Exercise goal = Select the lines that contain "succ" and copy each of them.

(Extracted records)
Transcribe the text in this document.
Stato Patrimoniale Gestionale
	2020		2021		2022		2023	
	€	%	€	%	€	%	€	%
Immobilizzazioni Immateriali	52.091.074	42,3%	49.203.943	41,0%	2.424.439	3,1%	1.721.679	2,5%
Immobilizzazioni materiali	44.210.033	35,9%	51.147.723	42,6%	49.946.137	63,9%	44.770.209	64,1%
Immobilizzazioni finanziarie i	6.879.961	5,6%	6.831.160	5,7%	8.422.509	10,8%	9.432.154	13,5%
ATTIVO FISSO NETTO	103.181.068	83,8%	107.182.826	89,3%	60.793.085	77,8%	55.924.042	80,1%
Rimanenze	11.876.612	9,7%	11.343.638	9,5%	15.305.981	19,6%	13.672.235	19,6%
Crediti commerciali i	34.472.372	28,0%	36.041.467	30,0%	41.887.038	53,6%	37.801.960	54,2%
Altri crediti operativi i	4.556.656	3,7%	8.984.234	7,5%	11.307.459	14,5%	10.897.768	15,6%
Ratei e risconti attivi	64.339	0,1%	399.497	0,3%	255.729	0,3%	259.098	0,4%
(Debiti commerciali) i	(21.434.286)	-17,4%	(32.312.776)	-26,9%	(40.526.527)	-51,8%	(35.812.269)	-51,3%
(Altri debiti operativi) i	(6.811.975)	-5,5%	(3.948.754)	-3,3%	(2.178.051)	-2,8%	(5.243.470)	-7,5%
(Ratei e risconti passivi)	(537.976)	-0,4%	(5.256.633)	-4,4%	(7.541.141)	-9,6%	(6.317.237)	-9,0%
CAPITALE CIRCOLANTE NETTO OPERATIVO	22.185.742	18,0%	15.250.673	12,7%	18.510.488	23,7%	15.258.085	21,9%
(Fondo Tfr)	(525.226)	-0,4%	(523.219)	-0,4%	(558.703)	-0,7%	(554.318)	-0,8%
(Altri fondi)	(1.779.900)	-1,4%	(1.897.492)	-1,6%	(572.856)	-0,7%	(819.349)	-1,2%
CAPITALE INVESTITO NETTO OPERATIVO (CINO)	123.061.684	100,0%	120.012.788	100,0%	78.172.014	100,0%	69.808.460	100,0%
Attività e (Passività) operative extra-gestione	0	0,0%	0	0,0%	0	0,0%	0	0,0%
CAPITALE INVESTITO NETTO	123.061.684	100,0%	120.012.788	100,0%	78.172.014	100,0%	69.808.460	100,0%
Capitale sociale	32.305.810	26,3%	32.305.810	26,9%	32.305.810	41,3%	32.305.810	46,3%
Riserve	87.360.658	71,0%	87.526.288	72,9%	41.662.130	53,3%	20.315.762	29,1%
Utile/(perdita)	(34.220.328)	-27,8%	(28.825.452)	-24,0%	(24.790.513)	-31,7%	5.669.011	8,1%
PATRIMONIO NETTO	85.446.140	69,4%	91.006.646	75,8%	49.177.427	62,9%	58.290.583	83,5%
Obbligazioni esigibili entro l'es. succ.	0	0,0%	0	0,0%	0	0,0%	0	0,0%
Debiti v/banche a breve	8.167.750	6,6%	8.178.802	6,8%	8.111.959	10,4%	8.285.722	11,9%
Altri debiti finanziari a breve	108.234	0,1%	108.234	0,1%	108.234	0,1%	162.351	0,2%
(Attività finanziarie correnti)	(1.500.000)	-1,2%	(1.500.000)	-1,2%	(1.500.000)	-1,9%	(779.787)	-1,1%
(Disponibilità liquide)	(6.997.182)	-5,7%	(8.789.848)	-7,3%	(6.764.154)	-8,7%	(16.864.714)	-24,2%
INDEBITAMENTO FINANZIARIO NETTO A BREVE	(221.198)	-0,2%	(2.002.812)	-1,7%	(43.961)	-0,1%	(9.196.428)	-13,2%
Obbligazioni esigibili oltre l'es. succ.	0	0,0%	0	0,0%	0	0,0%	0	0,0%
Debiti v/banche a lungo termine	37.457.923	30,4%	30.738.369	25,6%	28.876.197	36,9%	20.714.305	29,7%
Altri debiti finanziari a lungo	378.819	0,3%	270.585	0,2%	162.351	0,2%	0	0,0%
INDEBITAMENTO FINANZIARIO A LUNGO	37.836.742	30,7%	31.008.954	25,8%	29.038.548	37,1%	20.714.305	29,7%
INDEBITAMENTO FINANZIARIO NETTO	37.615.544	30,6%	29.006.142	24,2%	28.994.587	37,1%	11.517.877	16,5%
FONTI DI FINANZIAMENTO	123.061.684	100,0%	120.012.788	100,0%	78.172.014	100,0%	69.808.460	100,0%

Expected output =
Obbligazioni esigibili entro l'es. succ.	0	0,0%	0	0,0%	0	0,0%	0	0,0%
Obbligazioni esigibili oltre l'es. succ.	0	0,0%	0	0,0%	0	0,0%	0	0,0%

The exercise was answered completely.